(MATERIAL TO PROCESS)
[START]
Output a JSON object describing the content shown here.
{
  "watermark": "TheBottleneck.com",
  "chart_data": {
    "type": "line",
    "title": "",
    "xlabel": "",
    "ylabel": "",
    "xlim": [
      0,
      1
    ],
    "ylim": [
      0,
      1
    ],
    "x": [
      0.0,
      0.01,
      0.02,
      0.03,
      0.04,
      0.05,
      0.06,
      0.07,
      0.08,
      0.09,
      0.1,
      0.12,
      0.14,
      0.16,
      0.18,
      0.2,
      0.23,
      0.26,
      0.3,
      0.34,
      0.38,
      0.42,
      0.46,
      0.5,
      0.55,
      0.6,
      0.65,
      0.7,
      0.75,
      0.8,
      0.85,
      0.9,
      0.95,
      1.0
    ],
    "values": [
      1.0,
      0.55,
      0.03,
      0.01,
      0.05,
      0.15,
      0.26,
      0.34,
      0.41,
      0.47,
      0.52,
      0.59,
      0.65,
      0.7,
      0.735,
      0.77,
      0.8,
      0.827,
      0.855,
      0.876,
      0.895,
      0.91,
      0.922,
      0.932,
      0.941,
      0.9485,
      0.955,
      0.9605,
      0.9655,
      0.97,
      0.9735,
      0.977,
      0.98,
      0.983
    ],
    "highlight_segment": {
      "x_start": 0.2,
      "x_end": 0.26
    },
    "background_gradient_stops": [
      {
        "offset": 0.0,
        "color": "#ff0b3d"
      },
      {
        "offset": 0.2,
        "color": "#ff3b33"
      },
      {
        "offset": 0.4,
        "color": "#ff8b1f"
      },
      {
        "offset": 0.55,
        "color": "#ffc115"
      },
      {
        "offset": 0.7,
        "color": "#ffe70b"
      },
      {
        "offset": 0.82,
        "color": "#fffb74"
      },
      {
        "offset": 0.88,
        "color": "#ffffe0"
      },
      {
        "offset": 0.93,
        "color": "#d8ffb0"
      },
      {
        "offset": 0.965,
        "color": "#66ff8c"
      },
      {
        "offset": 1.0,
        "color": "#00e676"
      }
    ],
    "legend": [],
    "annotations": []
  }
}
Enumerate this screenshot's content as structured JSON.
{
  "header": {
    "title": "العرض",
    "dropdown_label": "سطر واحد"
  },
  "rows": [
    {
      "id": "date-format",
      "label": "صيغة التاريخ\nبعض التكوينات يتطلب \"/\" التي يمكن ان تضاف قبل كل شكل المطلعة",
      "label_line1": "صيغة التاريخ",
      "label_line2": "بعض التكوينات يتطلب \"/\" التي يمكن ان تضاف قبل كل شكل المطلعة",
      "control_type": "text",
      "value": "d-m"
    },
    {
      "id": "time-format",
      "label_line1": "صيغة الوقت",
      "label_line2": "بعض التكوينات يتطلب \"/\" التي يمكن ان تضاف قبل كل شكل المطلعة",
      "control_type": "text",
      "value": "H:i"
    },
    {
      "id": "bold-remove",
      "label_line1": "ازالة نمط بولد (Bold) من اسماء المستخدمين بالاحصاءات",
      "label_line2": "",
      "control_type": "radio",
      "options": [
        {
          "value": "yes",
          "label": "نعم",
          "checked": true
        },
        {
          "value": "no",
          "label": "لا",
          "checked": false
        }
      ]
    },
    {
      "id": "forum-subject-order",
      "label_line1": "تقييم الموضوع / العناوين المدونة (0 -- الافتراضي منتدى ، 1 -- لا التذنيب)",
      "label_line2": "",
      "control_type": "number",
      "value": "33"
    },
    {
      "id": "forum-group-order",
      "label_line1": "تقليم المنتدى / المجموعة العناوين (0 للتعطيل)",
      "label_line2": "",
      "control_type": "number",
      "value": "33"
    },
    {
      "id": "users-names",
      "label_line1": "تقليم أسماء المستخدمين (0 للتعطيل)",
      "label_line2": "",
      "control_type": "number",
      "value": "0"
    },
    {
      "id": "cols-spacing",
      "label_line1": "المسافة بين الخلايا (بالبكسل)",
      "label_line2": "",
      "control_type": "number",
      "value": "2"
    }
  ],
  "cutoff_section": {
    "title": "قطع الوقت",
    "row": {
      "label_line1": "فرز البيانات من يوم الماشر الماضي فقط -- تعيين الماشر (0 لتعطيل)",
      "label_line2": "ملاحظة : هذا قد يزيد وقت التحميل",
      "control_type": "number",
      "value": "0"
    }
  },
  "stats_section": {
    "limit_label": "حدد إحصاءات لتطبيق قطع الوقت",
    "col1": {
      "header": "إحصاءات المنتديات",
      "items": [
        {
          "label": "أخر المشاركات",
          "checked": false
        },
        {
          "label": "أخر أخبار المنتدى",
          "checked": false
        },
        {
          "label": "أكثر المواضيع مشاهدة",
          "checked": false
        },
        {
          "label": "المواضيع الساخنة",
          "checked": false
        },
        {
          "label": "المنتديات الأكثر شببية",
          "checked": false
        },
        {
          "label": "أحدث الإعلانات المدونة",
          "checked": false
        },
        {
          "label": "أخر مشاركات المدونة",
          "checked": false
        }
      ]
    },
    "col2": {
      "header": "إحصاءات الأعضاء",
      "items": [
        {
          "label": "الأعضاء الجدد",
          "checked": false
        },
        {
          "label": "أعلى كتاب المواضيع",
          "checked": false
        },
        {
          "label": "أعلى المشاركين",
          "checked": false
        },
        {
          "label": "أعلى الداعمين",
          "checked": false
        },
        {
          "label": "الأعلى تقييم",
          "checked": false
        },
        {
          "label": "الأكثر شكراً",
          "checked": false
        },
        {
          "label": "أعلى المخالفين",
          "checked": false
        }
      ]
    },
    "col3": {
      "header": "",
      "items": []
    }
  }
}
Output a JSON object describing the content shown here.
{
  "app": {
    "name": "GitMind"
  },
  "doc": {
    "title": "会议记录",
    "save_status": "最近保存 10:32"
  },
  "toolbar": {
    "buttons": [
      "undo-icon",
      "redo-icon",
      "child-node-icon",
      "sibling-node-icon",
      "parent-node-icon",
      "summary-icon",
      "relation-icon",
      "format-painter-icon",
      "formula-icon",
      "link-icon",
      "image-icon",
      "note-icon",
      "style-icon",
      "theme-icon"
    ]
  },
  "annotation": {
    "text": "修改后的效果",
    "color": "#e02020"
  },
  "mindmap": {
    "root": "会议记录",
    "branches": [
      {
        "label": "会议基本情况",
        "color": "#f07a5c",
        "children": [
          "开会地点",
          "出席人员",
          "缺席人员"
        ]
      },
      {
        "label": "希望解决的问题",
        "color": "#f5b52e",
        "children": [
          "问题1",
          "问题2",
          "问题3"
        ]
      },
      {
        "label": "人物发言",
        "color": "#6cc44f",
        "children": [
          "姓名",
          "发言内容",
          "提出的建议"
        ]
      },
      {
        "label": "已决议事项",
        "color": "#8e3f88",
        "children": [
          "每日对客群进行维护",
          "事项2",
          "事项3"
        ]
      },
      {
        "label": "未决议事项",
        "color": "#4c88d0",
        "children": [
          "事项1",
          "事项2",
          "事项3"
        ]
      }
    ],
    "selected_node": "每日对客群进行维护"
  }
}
[END]
(GOAL)
Indicate how many lines of the material contain the string "الأعضاء", giving the number and nothing more.

(SOLVED PROBLEM)
2